◆ PROVIDED DATA

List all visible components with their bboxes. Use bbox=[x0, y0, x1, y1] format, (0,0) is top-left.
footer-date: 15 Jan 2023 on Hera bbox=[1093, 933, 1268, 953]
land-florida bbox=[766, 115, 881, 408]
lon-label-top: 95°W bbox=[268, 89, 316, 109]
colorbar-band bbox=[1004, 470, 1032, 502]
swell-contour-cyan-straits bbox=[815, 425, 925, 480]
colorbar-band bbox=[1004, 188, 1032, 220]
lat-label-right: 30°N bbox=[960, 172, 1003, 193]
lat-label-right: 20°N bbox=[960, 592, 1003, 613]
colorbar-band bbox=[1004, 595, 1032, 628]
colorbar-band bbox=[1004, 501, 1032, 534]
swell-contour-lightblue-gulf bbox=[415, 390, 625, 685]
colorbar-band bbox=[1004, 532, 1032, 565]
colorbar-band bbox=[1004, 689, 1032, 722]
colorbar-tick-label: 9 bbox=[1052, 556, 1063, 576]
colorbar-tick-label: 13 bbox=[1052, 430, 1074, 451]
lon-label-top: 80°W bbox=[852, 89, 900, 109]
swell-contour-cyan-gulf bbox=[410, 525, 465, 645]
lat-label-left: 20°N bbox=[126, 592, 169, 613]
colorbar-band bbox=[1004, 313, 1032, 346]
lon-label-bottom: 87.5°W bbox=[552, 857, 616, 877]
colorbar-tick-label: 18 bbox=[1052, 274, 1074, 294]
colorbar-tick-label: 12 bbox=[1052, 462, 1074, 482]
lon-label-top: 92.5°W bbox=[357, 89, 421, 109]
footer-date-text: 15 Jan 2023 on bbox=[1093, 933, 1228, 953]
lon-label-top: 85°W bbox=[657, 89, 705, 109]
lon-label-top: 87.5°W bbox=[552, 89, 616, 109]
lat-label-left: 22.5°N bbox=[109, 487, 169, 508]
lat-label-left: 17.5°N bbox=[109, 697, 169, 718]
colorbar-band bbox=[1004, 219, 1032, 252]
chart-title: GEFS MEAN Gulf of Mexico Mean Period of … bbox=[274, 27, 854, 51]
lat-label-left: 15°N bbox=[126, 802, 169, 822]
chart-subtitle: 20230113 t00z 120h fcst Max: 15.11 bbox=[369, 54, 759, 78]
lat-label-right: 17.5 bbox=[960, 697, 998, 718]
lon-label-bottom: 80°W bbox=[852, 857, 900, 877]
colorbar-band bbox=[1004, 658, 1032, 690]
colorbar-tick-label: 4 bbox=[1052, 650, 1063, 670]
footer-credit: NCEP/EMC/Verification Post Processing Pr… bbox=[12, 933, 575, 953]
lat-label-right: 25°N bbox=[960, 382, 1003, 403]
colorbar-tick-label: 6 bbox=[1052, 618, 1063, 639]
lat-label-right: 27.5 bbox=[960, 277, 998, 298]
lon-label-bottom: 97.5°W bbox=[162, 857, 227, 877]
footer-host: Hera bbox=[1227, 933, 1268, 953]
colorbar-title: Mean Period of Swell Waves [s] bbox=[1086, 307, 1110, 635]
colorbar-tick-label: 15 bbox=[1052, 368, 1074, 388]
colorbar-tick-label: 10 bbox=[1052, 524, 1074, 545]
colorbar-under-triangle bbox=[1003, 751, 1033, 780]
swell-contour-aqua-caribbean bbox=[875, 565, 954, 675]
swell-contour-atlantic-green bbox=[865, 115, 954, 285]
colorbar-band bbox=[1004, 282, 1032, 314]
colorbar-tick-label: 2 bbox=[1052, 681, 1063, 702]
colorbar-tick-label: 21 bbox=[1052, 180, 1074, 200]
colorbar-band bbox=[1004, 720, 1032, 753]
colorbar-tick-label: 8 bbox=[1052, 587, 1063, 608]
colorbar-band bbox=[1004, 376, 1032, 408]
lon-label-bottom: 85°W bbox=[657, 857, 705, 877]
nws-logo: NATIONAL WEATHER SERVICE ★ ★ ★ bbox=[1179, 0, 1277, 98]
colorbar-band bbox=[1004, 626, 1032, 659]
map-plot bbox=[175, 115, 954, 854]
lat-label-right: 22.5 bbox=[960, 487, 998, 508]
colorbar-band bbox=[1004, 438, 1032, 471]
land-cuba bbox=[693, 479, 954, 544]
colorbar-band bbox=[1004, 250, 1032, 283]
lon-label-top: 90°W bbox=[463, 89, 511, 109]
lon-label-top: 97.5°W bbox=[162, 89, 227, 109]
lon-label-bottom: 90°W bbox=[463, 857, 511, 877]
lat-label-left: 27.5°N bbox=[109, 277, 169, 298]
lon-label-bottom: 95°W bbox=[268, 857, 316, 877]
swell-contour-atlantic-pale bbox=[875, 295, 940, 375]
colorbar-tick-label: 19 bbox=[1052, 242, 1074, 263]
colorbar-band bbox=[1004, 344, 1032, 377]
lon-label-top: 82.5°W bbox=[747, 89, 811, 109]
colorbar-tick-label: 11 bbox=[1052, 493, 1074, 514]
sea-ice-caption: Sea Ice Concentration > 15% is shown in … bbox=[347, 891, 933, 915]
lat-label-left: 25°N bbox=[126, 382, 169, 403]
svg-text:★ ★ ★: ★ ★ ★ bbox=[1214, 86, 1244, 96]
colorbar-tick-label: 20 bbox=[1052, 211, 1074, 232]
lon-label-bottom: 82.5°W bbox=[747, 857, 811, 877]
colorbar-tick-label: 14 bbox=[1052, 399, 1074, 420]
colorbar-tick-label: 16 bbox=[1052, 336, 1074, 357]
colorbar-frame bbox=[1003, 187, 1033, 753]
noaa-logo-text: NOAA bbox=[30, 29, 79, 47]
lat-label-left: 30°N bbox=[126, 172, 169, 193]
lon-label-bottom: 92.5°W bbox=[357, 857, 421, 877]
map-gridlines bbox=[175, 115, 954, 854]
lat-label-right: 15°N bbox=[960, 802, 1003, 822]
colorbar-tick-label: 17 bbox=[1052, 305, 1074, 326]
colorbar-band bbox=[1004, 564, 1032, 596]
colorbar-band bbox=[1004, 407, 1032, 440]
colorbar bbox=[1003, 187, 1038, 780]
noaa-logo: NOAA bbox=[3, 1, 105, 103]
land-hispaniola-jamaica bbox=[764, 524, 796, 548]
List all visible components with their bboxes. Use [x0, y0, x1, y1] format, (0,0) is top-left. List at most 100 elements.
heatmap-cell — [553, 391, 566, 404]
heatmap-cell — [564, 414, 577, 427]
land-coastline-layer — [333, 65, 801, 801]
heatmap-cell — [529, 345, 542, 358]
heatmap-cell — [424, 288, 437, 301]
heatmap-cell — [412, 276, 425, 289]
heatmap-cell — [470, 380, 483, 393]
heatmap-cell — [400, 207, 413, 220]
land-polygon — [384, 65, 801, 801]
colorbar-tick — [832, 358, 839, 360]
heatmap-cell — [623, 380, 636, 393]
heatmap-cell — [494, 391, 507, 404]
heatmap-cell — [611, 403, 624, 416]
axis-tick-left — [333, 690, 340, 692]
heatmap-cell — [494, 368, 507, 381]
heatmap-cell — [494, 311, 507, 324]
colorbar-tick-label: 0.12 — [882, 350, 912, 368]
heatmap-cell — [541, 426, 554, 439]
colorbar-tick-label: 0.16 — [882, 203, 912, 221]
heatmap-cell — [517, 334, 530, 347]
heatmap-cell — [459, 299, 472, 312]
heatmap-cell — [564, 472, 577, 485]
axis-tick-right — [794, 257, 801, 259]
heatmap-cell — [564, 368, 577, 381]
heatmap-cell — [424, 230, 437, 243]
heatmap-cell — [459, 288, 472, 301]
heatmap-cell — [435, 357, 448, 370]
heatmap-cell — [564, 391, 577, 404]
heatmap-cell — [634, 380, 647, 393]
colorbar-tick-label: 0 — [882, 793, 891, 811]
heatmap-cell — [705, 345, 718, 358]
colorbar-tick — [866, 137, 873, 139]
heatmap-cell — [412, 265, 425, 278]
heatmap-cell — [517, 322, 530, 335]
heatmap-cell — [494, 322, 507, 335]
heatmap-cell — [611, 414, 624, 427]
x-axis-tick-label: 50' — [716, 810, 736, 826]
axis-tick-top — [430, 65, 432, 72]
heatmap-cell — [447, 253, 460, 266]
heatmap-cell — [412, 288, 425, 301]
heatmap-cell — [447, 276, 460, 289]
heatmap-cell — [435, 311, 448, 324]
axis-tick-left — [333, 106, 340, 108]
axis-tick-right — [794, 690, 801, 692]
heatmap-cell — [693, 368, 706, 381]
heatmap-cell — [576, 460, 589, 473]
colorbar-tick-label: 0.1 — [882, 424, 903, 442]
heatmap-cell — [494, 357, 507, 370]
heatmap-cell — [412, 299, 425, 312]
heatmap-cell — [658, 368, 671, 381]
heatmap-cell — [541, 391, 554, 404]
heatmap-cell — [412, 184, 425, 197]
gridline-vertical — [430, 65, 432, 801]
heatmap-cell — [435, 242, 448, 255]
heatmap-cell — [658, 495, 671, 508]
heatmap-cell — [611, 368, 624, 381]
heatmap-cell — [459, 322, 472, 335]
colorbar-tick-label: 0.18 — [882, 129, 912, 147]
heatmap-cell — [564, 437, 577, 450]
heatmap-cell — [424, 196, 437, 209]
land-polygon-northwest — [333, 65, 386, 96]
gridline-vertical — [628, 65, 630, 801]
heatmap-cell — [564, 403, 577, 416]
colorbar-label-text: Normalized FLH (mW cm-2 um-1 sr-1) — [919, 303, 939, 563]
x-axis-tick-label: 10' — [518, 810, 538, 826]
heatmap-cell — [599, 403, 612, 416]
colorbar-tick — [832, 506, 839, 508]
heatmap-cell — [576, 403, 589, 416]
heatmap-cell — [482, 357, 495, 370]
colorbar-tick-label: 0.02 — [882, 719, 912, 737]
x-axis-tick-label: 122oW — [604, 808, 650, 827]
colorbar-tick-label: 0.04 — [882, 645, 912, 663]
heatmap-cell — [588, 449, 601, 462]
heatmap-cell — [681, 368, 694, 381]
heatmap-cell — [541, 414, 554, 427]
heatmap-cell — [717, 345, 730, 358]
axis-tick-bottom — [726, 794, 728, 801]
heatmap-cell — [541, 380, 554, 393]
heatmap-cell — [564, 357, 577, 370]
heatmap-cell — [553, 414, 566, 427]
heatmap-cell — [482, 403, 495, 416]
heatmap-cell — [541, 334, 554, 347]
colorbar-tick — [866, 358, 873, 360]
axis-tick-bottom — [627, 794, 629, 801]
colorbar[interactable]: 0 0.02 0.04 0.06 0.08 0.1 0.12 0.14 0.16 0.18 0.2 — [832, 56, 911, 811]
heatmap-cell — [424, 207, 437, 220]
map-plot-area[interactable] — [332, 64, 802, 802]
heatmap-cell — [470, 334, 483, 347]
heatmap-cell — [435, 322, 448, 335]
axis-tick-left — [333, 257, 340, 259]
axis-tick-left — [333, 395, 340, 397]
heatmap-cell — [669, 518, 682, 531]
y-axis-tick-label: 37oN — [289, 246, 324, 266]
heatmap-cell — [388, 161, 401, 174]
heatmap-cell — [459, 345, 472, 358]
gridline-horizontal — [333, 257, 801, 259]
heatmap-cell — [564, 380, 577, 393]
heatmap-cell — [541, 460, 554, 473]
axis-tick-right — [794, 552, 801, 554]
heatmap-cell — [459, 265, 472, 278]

◆ EXERCISE
Recast the entries as a Markdown table with two columns, Row and Entry, where Row holds a running number and Entry holds the line. Begin at the first line of the entries, stop after the line that contains "lat-label-left: 17.5°N bbox=[109, 697, 169, 718]", and leave out any blank lines.

◆ SOLUTION TO THIS TASK
| Row | Entry |
|---|---|
| 1 | List all visible components with their bboxes. Use bbox=[x0, y0, x1, y1] format, (0,0) is top-left. |
| 2 | footer-date: 15 Jan 2023 on Hera bbox=[1093, 933, 1268, 953] |
| 3 | land-florida bbox=[766, 115, 881, 408] |
| 4 | lon-label-top: 95°W bbox=[268, 89, 316, 109] |
| 5 | colorbar-band bbox=[1004, 470, 1032, 502] |
| 6 | swell-contour-cyan-straits bbox=[815, 425, 925, 480] |
| 7 | colorbar-band bbox=[1004, 188, 1032, 220] |
| 8 | lat-label-right: 30°N bbox=[960, 172, 1003, 193] |
| 9 | lat-label-right: 20°N bbox=[960, 592, 1003, 613] |
| 10 | colorbar-band bbox=[1004, 595, 1032, 628] |
| 11 | colorbar-band bbox=[1004, 501, 1032, 534] |
| 12 | swell-contour-lightblue-gulf bbox=[415, 390, 625, 685] |
| 13 | colorbar-band bbox=[1004, 532, 1032, 565] |
| 14 | colorbar-band bbox=[1004, 689, 1032, 722] |
| 15 | colorbar-tick-label: 9 bbox=[1052, 556, 1063, 576] |
| 16 | colorbar-tick-label: 13 bbox=[1052, 430, 1074, 451] |
| 17 | lon-label-top: 80°W bbox=[852, 89, 900, 109] |
| 18 | swell-contour-cyan-gulf bbox=[410, 525, 465, 645] |
| 19 | lat-label-left: 20°N bbox=[126, 592, 169, 613] |
| 20 | colorbar-band bbox=[1004, 313, 1032, 346] |
| 21 | lon-label-bottom: 87.5°W bbox=[552, 857, 616, 877] |
| 22 | colorbar-tick-label: 18 bbox=[1052, 274, 1074, 294] |
| 23 | colorbar-tick-label: 12 bbox=[1052, 462, 1074, 482] |
| 24 | lon-label-top: 92.5°W bbox=[357, 89, 421, 109] |
| 25 | footer-date-text: 15 Jan 2023 on bbox=[1093, 933, 1228, 953] |
| 26 | lon-label-top: 85°W bbox=[657, 89, 705, 109] |
| 27 | lon-label-top: 87.5°W bbox=[552, 89, 616, 109] |
| 28 | lat-label-left: 22.5°N bbox=[109, 487, 169, 508] |
| 29 | lat-label-left: 17.5°N bbox=[109, 697, 169, 718] |